* **Provided entries**
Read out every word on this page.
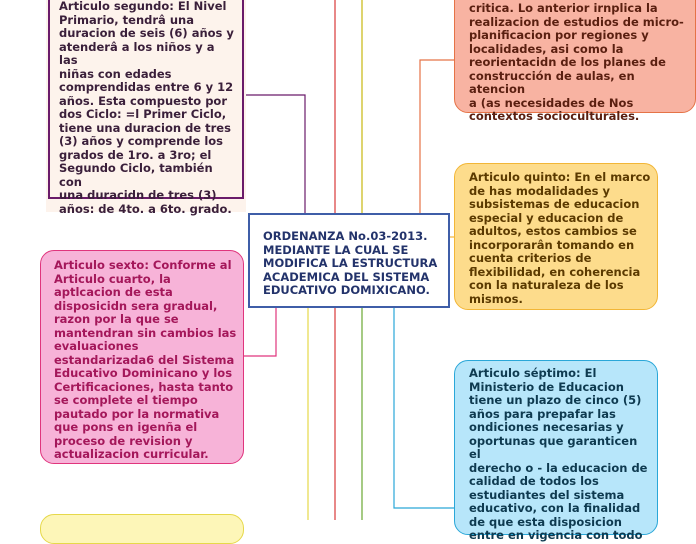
Articulo segundo: El Nivel
Primario, tendrâ una
duracion de seis (6) años y
atenderâ a los niños y a las
niñas con edades
comprendidas entre 6 y 12
años. Esta compuesto por
dos Ciclo: =l Primer Ciclo,
tiene una duracion de tres
(3) años y comprende los
grados de 1ro. a 3ro; el
Segundo Ciclo, también con
una duracidn de tres (3)
años: de 4to. a 6to. grado.
critica. Lo anterior irnplica la
realizacion de estudios de micro-
planificacion por regiones y
localidades, asi como la
reorientacidn de los planes de
construcción de aulas, en atencion
a (as necesidades de Nos
contextos socioculturales.
ORDENANZA No.03-2013.
MEDIANTE LA CUAL SE
MODIFICA LA ESTRUCTURA
ACADEMICA DEL SISTEMA
EDUCATIVO DOMIXICANO.
Articulo sexto: Conforme al
Articulo cuarto, la
aptlcacion de esta
disposicidn sera gradual,
razon por la que se
mantendran sin cambios las
evaluaciones
estandarizada6 del Sistema
Educativo Dominicano y los
Certificaciones, hasta tanto
se complete el tiempo
pautado por la normativa
que pons en igenña el
proceso de revision y
actualizacion curricular.
Articulo quinto: En el marco
de has modalidades y
subsistemas de educacion
especial y educacion de
adultos, estos cambios se
incorporarân tomando en
cuenta criterios de
flexibilidad, en coherencia
con la naturaleza de los
mismos.
Articulo séptimo: El
Ministerio de Educacion
tiene un plazo de cinco (5)
años para prepafar las
ondiciones necesarias y
oportunas que garanticen el
derecho o - la educacion de
calidad de todos los
estudiantes del sistema
educativo, con la finalidad
de que esta disposicion
entre en vigencia con todo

* **Task description**
Select every line where the word "duracion" occurs.

* **Solution**
duracion de seis (6) años y
tiene una duracion de tres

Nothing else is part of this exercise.